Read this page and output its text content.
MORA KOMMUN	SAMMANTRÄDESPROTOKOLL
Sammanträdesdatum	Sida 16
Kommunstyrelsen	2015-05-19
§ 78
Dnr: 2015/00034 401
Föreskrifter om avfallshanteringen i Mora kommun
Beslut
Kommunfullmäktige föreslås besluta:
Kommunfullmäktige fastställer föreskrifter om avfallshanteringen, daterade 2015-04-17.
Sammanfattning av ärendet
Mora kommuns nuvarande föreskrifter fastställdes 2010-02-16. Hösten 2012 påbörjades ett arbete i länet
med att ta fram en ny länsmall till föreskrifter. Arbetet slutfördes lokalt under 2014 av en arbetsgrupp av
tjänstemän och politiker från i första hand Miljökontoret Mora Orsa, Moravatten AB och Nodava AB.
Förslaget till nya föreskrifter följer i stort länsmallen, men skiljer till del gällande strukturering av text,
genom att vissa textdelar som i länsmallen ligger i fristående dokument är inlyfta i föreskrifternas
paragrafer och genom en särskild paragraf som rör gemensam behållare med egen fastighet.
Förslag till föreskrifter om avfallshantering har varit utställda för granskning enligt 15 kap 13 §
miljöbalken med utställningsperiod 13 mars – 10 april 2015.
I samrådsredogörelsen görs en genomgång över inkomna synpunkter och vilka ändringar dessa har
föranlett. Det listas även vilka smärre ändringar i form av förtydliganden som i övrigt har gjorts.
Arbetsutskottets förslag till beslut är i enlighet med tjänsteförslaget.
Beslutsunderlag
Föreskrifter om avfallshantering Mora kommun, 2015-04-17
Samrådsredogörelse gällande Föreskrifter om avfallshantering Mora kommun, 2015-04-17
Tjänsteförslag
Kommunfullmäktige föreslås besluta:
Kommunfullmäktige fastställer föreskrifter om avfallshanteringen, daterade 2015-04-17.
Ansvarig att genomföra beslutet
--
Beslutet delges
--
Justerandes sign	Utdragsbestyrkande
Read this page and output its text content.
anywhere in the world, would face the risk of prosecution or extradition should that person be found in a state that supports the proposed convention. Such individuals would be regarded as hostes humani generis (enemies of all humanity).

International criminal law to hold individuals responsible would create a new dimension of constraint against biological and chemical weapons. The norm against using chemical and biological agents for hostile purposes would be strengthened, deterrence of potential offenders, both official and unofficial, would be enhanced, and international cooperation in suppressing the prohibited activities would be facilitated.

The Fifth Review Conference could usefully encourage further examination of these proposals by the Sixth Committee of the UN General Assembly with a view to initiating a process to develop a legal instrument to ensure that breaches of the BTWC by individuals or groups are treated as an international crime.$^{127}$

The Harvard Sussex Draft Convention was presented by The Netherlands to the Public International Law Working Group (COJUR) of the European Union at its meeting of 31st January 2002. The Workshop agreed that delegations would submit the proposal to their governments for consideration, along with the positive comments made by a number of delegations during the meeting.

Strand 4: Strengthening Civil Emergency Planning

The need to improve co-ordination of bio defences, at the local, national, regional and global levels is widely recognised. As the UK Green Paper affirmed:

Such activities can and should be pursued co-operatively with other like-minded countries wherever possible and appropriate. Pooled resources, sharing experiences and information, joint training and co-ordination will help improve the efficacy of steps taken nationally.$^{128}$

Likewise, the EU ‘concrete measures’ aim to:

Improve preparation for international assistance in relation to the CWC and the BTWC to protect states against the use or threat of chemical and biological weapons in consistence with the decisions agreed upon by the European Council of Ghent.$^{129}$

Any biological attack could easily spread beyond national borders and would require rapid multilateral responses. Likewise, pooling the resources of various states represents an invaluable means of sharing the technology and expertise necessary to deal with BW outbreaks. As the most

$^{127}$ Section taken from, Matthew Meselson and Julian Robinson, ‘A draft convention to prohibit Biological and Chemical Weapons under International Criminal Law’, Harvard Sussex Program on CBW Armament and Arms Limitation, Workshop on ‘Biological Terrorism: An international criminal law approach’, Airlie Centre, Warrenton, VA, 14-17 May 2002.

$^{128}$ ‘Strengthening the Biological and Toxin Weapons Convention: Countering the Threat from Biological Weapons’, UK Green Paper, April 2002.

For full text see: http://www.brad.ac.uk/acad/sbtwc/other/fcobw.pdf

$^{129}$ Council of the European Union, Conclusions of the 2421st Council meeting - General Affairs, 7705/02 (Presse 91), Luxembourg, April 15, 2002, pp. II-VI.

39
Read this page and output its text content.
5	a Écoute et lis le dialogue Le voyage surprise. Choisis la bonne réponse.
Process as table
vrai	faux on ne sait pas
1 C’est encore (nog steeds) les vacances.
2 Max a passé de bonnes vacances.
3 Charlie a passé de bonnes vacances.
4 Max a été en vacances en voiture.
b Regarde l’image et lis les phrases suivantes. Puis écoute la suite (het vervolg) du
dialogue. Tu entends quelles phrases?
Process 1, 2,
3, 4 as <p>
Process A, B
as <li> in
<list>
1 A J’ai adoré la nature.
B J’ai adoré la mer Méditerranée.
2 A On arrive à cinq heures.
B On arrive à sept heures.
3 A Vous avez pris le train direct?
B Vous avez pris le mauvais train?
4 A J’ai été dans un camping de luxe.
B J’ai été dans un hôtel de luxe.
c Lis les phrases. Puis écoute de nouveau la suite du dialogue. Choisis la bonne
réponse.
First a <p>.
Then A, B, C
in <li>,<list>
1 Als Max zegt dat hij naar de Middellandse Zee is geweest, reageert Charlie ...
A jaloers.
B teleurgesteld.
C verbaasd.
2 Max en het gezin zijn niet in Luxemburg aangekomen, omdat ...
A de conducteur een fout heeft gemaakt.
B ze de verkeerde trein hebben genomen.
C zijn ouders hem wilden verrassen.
+--
#### TASK GOAL
Each line of the data that has the string "bonnes" should be returned.

#### YOUR SOLUTION
2 Max a passé de bonnes vacances.
3 Charlie a passé de bonnes vacances.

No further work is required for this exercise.